+++ Data excerpts

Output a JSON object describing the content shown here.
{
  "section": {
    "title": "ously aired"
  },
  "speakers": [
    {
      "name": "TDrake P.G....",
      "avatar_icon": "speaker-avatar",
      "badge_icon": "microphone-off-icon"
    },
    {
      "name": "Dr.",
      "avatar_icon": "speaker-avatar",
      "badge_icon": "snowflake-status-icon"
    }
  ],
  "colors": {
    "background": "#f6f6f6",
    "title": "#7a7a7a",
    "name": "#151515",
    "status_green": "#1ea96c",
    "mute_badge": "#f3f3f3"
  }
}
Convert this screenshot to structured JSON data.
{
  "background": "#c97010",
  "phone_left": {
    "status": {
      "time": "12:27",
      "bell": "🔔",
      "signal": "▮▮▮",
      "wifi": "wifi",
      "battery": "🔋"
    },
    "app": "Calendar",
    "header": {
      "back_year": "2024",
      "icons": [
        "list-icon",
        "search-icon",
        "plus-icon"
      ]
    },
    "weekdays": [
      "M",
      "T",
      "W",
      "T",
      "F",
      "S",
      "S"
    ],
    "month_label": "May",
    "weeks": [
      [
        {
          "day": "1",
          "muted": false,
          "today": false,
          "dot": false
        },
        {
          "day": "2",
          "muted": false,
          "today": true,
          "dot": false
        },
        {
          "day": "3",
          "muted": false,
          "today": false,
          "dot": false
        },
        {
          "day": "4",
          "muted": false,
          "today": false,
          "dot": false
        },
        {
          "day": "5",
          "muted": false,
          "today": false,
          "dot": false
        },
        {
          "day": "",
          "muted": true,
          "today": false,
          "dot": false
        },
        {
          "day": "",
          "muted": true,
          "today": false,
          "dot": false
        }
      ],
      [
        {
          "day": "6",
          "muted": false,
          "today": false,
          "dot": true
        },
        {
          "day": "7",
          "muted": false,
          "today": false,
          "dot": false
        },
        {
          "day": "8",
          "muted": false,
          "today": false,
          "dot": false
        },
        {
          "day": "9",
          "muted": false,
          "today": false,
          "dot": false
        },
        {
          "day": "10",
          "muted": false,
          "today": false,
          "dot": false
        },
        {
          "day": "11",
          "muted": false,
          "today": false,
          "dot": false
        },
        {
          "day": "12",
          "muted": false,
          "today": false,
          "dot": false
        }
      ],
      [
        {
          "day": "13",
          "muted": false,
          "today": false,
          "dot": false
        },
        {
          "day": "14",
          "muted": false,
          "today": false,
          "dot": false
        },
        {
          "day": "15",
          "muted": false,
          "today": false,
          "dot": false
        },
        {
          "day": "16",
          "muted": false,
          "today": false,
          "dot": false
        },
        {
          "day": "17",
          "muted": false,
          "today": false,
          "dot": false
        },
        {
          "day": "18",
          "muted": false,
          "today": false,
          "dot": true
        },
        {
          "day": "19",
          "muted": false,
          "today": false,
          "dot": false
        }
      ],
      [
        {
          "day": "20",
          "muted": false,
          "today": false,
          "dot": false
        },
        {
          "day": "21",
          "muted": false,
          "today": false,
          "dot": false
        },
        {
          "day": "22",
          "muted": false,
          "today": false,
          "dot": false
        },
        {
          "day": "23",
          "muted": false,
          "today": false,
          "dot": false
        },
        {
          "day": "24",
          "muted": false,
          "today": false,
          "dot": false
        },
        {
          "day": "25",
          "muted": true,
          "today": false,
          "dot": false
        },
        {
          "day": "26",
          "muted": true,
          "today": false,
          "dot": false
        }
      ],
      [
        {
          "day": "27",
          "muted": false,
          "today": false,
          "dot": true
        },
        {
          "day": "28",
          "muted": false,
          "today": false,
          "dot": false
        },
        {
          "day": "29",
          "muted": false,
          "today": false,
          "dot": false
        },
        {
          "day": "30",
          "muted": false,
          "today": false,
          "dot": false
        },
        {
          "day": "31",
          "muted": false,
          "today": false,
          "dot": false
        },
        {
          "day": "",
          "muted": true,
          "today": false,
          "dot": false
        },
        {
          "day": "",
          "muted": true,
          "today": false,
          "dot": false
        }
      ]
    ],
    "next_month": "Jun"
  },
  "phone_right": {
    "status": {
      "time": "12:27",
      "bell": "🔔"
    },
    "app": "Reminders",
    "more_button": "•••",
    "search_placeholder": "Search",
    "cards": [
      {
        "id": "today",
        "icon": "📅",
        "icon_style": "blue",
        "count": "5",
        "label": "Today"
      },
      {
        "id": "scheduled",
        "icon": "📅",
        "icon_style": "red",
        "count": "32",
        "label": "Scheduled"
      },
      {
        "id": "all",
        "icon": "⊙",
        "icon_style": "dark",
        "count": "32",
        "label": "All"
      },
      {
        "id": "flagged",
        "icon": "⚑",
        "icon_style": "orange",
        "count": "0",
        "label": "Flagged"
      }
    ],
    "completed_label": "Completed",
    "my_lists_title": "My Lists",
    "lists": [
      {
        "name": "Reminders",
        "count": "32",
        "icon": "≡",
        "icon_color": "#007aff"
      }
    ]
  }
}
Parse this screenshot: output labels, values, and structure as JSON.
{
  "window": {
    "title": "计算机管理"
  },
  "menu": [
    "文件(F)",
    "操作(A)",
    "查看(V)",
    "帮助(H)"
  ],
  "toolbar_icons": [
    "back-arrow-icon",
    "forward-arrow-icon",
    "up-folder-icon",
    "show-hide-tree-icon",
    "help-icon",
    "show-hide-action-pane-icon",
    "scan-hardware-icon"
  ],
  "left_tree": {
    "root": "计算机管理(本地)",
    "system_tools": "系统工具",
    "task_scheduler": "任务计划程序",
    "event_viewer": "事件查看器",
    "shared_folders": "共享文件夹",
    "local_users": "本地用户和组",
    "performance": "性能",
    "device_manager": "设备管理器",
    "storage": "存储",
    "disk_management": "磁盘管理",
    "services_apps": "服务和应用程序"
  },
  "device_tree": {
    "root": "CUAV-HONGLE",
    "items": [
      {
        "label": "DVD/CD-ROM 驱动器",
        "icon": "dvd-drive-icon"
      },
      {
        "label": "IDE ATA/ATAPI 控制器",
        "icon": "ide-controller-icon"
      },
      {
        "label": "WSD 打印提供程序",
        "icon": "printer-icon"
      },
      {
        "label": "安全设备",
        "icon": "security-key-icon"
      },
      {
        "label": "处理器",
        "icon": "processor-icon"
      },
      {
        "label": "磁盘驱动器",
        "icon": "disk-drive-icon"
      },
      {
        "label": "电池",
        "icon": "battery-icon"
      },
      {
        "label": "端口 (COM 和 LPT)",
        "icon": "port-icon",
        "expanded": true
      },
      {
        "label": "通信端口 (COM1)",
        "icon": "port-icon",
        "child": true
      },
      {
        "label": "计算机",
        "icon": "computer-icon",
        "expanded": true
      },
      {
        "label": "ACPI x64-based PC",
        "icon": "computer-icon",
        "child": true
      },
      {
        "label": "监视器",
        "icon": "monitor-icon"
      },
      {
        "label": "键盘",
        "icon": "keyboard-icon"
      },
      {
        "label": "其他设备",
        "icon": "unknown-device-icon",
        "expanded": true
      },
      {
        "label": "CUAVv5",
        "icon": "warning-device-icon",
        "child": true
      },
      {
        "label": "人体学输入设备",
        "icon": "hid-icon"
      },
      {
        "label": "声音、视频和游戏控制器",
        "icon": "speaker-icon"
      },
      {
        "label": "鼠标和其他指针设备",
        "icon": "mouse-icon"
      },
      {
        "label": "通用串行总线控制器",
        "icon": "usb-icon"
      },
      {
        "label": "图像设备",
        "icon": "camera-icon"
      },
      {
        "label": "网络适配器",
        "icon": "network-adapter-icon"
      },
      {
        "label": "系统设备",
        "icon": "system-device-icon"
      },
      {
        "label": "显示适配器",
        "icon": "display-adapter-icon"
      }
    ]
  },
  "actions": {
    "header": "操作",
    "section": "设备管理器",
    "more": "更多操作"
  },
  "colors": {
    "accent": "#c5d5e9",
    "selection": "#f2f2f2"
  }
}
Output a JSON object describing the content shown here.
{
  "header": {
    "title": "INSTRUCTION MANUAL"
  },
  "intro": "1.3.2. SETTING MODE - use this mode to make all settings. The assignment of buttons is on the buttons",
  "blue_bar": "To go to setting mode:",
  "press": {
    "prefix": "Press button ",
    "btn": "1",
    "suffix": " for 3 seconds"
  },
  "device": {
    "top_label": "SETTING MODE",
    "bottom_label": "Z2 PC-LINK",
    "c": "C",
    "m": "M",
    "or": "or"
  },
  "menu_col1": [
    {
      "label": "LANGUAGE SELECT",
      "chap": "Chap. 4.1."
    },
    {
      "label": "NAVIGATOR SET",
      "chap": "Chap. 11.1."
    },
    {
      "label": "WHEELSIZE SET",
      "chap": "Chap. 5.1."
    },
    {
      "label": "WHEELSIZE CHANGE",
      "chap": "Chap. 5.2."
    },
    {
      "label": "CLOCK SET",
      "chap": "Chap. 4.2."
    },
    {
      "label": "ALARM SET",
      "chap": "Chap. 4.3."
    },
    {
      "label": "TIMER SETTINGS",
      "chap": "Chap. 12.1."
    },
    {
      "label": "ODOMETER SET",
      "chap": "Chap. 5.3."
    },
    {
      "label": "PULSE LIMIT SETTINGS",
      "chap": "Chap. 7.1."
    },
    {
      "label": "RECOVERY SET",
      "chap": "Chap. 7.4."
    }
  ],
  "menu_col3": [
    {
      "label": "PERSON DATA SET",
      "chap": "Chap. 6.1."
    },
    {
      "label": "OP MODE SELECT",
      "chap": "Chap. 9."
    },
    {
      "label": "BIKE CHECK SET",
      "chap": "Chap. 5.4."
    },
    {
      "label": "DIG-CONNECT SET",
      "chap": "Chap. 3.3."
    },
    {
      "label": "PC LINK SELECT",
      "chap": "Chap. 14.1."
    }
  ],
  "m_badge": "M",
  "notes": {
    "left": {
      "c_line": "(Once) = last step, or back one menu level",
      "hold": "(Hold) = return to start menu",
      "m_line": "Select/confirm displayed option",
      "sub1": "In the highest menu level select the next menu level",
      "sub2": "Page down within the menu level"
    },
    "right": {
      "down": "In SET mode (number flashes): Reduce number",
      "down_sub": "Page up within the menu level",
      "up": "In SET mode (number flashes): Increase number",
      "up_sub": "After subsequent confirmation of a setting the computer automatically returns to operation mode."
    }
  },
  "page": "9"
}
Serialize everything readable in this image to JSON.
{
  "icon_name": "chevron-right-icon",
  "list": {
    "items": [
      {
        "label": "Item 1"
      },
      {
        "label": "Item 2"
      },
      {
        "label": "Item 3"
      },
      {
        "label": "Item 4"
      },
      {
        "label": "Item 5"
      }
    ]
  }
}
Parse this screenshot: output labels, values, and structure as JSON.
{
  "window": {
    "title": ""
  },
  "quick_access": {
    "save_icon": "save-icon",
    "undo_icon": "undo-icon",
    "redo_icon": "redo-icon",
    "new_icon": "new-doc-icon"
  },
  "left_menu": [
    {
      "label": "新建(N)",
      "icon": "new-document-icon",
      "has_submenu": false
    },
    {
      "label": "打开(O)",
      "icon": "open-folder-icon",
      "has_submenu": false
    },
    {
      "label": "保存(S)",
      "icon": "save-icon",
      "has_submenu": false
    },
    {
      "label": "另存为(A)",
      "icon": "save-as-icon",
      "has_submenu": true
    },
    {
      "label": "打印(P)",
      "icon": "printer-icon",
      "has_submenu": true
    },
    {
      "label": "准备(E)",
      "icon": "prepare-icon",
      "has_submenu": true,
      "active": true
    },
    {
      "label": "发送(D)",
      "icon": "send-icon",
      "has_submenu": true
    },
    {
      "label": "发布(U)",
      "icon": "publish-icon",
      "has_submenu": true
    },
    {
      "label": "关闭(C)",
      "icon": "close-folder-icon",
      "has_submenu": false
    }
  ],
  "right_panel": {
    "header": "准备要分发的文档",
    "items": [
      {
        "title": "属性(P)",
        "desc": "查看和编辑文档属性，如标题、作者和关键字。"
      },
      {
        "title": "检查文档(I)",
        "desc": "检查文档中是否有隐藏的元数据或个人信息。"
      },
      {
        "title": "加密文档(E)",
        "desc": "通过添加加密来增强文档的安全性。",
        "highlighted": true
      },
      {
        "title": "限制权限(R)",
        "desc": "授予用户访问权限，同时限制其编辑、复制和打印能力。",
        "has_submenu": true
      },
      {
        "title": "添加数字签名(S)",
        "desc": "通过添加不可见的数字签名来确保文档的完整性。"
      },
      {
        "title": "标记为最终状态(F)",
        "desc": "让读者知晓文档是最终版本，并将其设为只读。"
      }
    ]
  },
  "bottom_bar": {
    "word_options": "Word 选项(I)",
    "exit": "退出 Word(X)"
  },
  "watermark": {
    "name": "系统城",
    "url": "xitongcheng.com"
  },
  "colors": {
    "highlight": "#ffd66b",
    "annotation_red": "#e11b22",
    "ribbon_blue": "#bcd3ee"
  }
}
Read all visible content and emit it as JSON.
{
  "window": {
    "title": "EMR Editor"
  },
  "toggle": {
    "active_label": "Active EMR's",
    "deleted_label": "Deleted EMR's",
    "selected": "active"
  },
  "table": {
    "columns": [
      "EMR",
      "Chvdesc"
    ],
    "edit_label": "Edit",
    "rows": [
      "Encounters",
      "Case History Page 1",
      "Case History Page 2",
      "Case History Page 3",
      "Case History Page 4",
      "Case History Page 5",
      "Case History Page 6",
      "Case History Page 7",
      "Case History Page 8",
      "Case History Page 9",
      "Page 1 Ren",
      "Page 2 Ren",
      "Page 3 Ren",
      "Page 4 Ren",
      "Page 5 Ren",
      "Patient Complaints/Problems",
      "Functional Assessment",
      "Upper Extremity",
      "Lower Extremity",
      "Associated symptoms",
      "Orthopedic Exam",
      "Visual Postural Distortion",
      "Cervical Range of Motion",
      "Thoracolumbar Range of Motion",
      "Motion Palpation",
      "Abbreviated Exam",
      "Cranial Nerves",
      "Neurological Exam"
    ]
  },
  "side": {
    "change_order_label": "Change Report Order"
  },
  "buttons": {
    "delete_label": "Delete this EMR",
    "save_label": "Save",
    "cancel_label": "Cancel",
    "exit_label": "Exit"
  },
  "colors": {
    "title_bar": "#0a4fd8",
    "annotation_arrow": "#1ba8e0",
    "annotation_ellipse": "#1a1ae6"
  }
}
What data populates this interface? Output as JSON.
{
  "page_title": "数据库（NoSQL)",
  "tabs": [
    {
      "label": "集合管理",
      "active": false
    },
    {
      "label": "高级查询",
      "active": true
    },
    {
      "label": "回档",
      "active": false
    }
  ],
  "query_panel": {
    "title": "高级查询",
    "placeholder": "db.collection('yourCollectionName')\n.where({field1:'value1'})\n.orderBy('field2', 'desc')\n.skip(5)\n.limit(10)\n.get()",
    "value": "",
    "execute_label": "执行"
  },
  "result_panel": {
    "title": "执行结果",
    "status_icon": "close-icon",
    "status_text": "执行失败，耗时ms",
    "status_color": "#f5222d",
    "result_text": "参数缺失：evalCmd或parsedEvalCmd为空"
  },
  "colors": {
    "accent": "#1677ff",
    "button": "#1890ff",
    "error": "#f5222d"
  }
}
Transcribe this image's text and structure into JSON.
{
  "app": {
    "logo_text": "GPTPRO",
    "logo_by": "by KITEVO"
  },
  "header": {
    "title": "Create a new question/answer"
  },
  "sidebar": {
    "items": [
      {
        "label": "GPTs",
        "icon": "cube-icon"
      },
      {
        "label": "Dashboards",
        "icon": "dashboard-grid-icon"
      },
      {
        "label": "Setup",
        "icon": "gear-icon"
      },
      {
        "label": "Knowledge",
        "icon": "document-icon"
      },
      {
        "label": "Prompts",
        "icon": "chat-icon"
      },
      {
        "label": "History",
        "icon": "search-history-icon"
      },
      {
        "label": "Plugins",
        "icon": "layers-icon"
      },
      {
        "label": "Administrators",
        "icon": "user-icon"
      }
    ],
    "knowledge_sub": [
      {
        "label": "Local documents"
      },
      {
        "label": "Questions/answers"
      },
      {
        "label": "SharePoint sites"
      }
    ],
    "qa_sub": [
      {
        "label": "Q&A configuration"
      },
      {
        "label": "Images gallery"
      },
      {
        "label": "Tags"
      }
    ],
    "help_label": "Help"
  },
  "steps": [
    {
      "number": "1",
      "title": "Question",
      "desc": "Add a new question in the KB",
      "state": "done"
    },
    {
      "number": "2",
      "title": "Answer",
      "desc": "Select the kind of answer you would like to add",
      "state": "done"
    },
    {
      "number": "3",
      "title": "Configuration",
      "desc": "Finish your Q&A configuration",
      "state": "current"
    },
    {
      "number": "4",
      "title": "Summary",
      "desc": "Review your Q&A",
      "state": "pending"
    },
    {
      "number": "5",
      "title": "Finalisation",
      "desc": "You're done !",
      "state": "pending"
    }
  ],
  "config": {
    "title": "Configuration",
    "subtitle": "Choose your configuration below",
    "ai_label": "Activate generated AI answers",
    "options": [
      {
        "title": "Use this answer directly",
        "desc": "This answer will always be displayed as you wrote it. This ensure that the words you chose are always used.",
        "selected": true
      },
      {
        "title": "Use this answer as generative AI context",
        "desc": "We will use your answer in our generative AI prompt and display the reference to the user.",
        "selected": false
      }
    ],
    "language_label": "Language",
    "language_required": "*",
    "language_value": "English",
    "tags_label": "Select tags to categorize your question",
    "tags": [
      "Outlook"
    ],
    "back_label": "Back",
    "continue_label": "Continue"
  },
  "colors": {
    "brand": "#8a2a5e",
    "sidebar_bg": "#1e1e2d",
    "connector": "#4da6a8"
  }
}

++++++

- [Requirement]:
Out of the records, collect only those lines that contain the string "drive".

- [Response below]:
        "icon": "dvd-drive-icon"
        "icon": "disk-drive-icon"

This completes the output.